[INFORMATION SHOWN start]
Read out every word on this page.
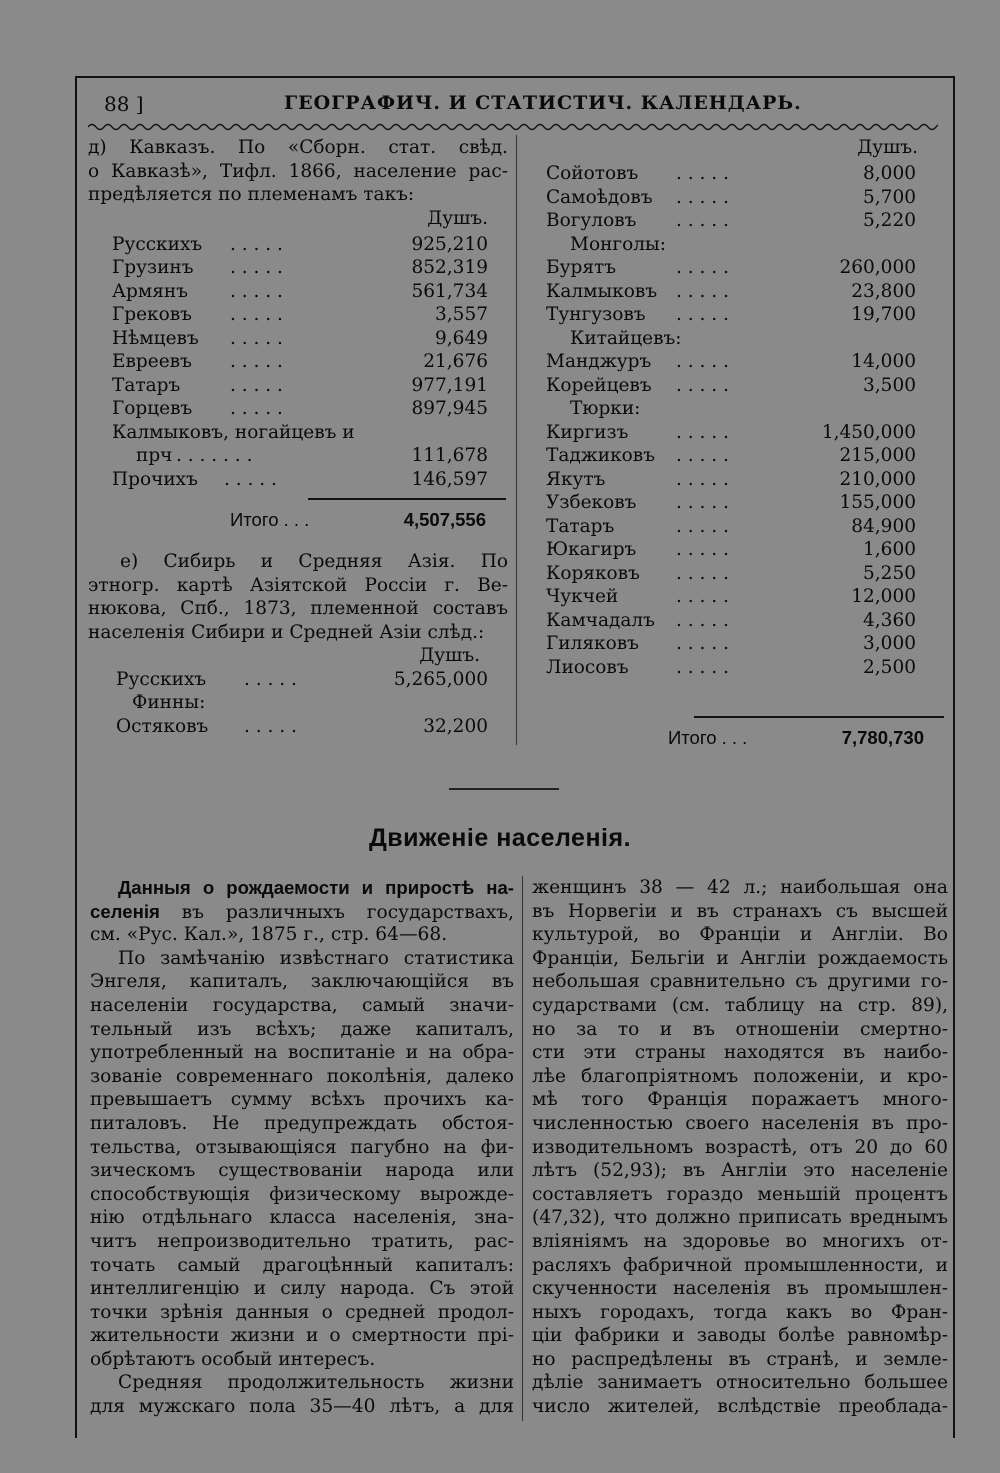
88 ]	ГЕОГРАФИЧ. И СТАТИСТИЧ. КАЛЕНДАРЬ.

д) Кавказъ. По «Сборн. стат. свѣд.
о Кавказѣ», Тифл. 1866, население рас-
предѣляется по племенамъ такъ:

Душъ.
Русскихъ . . . . .	925,210
Грузинъ . . . . .	852,319
Армянъ . . . . .	561,734
Грековъ . . . . .	3,557
Нѣмцевъ . . . . .	9,649
Евреевъ . . . . .	21,676
Татаръ	. . . . .	977,191
Горцевъ . . . . .	897,945
Калмыковъ, ногайцевъ и
прч . . . . . . .	111,678
Прочихъ . . . . .	146,597
Итого . . .	4,507,556
е) Сибирь и Средняя Азія. По
этногр. картѣ Азіятской Россіи г. Ве-
нюкова, Спб., 1873, племенной составъ
населенія Сибири и Средней Азіи слѣд.:
Душъ.
Русскихъ . . . . .	5,265,000
Финны:
Остяковъ . . . . .	32,200
Душъ.
Сойотовъ . . . . .	8,000
Самоѣдовъ . . . . .	5,700
Вогуловъ . . . . .	5,220
Монголы:
Бурятъ	. . . . .	260,000
Калмыковъ . . . . .	23,800
Тунгузовъ . . . . .	19,700
Китайцевъ:
Манджуръ . . . . .	14,000
Корейцевъ . . . . .	3,500
Тюрки:
Киргизъ	. . . . .	1,450,000
Таджиковъ . . . . .	215,000
Якутъ	. . . . .	210,000
Узбековъ . . . . .	155,000
Татаръ	. . . . .	84,900
Юкагиръ . . . . .	1,600
Коряковъ . . . . .	5,250
Чукчей	. . . . .	12,000
Камчадалъ . . . . .	4,360
Гиляковъ . . . . .	3,000
Лиосовъ	. . . . .	2,500
Итого . . .	7,780,730
Движеніе населенія.
Данныя о рождаемости и приростѣ на-
селенія въ различныхъ государствахъ,
см. «Рус. Кал.», 1875 г., стр. 64—68.
По замѣчанію извѣстнаго статистика
Энгеля, капиталъ, заключающійся въ
населеніи государства, самый значи-
тельный изъ всѣхъ; даже капиталъ,
употребленный на воспитаніе и на обра-
зованіе современнаго поколѣнія, далеко
превышаетъ сумму всѣхъ прочихъ ка-
питаловъ. Не предупреждать обстоя-
тельства, отзывающіяся пагубно на фи-
зическомъ существованіи народа или
способствующія физическому вырожде-
нію отдѣльнаго класса населенія, зна-
читъ непроизводительно тратить, рас-
точать самый драгоцѣнный капиталъ:
интеллигенцію и силу народа. Съ этой
точки зрѣнія данныя о средней продол-
жительности жизни и о смертности прі-
обрѣтаютъ особый интересъ.
Средняя продолжительность жизни
для мужскаго пола 35—40 лѣтъ, а для
женщинъ 38 — 42 л.; наибольшая она
въ Норвегіи и въ странахъ съ высшей
культурой, во Франціи и Англіи. Во
Франціи, Бельгіи и Англіи рождаемость
небольшая сравнительно съ другими го-
сударствами (см. таблицу на стр. 89),
но за то и въ отношеніи смертно-
сти эти страны находятся въ наибо-
лѣе благопріятномъ положеніи, и кро-
мѣ того Франція поражаетъ много-
численностью своего населенія въ про-
изводительномъ возрастѣ, отъ 20 до 60
лѣтъ (52,93); въ Англіи это населеніе
составляетъ гораздо меньшій процентъ
(47,32), что должно приписать вреднымъ
вліяніямъ на здоровье во многихъ от-
расляхъ фабричной промышленности, и
скученности населенія въ промышлен-
ныхъ городахъ, тогда какъ во Фран-
ціи фабрики и заводы болѣе равномѣр-
но распредѣлены въ странѣ, и земле-
дѣліе занимаетъ относительно большее
число жителей, вслѣдствіе преоблада-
[INFORMATION SHOWN end]
Search the entries for "народа" and copy out each line that has it.

зическомъ существованіи народа или
интеллигенцію и силу народа. Съ этой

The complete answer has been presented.